→ INFORMATION SUPPLIED:
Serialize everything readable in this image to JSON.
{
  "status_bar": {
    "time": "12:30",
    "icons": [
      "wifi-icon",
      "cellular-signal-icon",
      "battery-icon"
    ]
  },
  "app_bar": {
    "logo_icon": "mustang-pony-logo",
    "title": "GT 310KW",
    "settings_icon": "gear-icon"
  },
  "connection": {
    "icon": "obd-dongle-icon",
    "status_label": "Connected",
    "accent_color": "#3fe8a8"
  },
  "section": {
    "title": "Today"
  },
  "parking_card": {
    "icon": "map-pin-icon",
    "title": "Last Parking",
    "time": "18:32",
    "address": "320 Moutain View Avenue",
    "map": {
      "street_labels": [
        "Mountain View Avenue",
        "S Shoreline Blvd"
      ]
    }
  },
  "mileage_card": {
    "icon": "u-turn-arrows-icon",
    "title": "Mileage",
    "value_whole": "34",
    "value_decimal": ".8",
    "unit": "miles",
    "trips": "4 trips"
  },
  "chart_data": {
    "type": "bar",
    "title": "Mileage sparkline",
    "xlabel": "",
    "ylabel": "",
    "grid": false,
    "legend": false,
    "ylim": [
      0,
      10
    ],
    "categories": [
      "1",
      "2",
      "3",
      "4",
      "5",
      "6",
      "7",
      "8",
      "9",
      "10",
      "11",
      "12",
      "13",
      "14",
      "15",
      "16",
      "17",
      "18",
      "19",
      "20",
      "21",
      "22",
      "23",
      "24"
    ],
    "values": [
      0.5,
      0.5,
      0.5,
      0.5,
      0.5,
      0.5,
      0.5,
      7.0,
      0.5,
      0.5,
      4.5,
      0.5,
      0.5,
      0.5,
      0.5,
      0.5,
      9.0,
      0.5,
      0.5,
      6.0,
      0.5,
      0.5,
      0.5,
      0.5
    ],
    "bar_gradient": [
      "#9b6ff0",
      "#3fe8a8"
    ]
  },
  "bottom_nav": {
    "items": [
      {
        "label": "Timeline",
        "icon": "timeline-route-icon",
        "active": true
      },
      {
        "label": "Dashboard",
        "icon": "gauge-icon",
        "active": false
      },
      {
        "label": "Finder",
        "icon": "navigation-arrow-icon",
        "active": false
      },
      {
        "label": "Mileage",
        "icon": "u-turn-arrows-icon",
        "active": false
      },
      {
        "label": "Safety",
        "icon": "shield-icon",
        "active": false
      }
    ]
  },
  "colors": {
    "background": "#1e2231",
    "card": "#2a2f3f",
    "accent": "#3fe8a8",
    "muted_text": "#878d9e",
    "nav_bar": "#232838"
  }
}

→ INSTRUCTION:
Send back all of the entries exactly, with nothing missing.

→ CORRECT RESULT:
Serialize everything readable in this image to JSON.
{
  "status_bar": {
    "time": "12:30",
    "icons": [
      "wifi-icon",
      "cellular-signal-icon",
      "battery-icon"
    ]
  },
  "app_bar": {
    "logo_icon": "mustang-pony-logo",
    "title": "GT 310KW",
    "settings_icon": "gear-icon"
  },
  "connection": {
    "icon": "obd-dongle-icon",
    "status_label": "Connected",
    "accent_color": "#3fe8a8"
  },
  "section": {
    "title": "Today"
  },
  "parking_card": {
    "icon": "map-pin-icon",
    "title": "Last Parking",
    "time": "18:32",
    "address": "320 Moutain View Avenue",
    "map": {
      "street_labels": [
        "Mountain View Avenue",
        "S Shoreline Blvd"
      ]
    }
  },
  "mileage_card": {
    "icon": "u-turn-arrows-icon",
    "title": "Mileage",
    "value_whole": "34",
    "value_decimal": ".8",
    "unit": "miles",
    "trips": "4 trips"
  },
  "chart_data": {
    "type": "bar",
    "title": "Mileage sparkline",
    "xlabel": "",
    "ylabel": "",
    "grid": false,
    "legend": false,
    "ylim": [
      0,
      10
    ],
    "categories": [
      "1",
      "2",
      "3",
      "4",
      "5",
      "6",
      "7",
      "8",
      "9",
      "10",
      "11",
      "12",
      "13",
      "14",
      "15",
      "16",
      "17",
      "18",
      "19",
      "20",
      "21",
      "22",
      "23",
      "24"
    ],
    "values": [
      0.5,
      0.5,
      0.5,
      0.5,
      0.5,
      0.5,
      0.5,
      7.0,
      0.5,
      0.5,
      4.5,
      0.5,
      0.5,
      0.5,
      0.5,
      0.5,
      9.0,
      0.5,
      0.5,
      6.0,
      0.5,
      0.5,
      0.5,
      0.5
    ],
    "bar_gradient": [
      "#9b6ff0",
      "#3fe8a8"
    ]
  },
  "bottom_nav": {
    "items": [
      {
        "label": "Timeline",
        "icon": "timeline-route-icon",
        "active": true
      },
      {
        "label": "Dashboard",
        "icon": "gauge-icon",
        "active": false
      },
      {
        "label": "Finder",
        "icon": "navigation-arrow-icon",
        "active": false
      },
      {
        "label": "Mileage",
        "icon": "u-turn-arrows-icon",
        "active": false
      },
      {
        "label": "Safety",
        "icon": "shield-icon",
        "active": false
      }
    ]
  },
  "colors": {
    "background": "#1e2231",
    "card": "#2a2f3f",
    "accent": "#3fe8a8",
    "muted_text": "#878d9e",
    "nav_bar": "#232838"
  }
}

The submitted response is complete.